(Part of a data file)

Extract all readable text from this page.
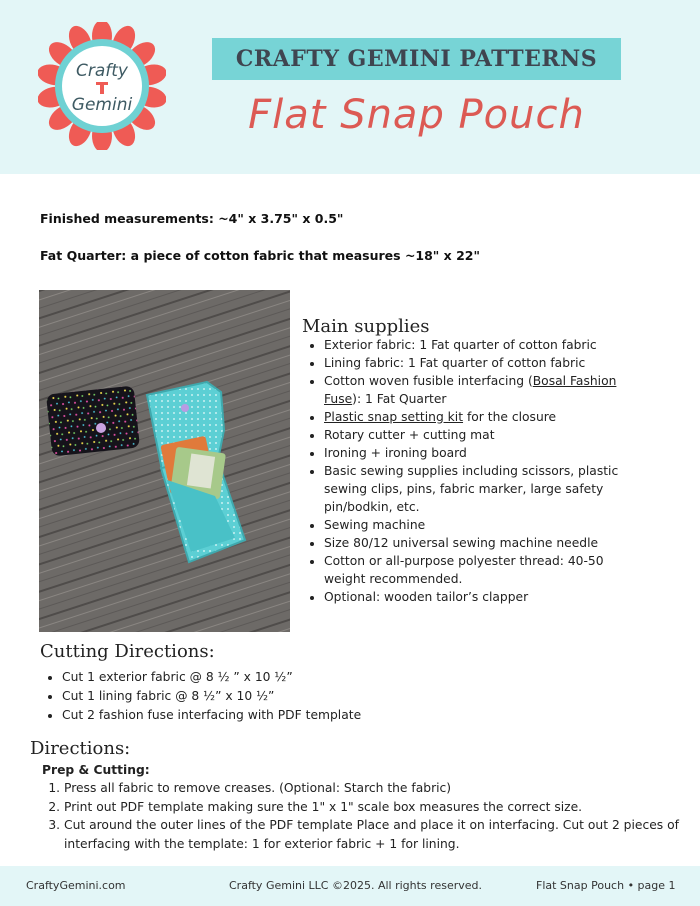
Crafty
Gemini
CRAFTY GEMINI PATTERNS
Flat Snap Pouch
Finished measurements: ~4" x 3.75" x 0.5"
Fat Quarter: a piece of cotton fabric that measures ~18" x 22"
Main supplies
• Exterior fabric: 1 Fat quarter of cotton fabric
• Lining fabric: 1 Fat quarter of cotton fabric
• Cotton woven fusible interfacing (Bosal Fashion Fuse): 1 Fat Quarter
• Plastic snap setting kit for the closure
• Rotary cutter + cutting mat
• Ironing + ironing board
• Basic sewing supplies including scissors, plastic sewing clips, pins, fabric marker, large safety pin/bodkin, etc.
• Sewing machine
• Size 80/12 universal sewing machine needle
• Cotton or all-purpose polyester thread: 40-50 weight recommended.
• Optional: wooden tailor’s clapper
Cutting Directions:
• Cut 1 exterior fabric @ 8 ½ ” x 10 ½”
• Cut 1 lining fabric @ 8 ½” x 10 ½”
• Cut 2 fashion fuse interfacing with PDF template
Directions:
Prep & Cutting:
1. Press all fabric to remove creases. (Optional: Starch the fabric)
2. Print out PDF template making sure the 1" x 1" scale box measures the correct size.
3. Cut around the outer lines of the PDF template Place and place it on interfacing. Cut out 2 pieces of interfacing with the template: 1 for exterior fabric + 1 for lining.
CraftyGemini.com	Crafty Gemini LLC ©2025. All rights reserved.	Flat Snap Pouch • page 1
==
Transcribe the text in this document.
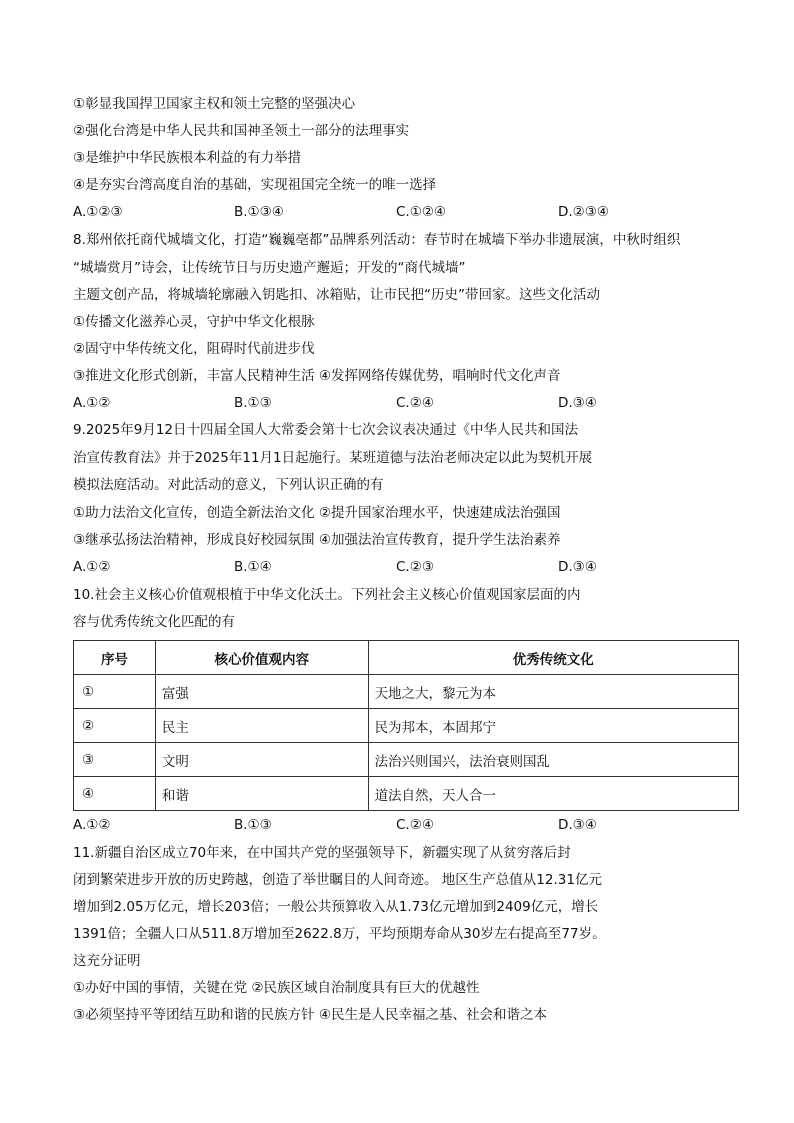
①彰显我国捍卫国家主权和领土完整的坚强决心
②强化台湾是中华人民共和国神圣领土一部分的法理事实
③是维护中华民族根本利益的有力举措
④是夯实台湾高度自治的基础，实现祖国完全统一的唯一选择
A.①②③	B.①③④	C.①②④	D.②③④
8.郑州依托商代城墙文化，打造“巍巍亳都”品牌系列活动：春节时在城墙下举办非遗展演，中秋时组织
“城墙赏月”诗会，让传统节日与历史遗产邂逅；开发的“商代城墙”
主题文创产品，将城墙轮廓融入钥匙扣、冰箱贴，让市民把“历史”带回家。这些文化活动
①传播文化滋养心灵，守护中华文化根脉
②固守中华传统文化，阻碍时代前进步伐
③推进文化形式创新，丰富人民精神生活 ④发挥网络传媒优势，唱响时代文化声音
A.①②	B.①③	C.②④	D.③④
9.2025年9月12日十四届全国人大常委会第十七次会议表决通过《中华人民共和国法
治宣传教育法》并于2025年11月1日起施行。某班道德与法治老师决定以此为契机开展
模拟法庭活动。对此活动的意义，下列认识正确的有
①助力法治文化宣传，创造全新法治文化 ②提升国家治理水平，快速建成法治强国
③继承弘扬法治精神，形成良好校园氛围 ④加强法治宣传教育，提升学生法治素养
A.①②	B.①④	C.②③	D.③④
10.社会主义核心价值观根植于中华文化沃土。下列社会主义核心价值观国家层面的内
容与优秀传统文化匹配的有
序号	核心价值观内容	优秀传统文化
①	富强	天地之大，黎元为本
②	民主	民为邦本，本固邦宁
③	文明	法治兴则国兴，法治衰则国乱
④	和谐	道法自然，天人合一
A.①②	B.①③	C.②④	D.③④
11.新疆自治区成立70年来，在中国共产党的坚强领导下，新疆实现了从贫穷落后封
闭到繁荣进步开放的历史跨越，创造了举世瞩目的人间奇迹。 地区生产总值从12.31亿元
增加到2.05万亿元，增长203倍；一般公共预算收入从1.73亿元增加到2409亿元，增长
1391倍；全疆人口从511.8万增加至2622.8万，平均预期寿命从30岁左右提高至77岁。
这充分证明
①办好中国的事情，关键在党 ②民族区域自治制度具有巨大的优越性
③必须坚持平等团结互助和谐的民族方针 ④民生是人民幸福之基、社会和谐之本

What is required –
List all lines above in which the string "page" appears.

Exercise solution –
Extract all readable text from this page.
CraftyGemini.com	Crafty Gemini LLC ©2025. All rights reserved.	Flat Snap Pouch • page 1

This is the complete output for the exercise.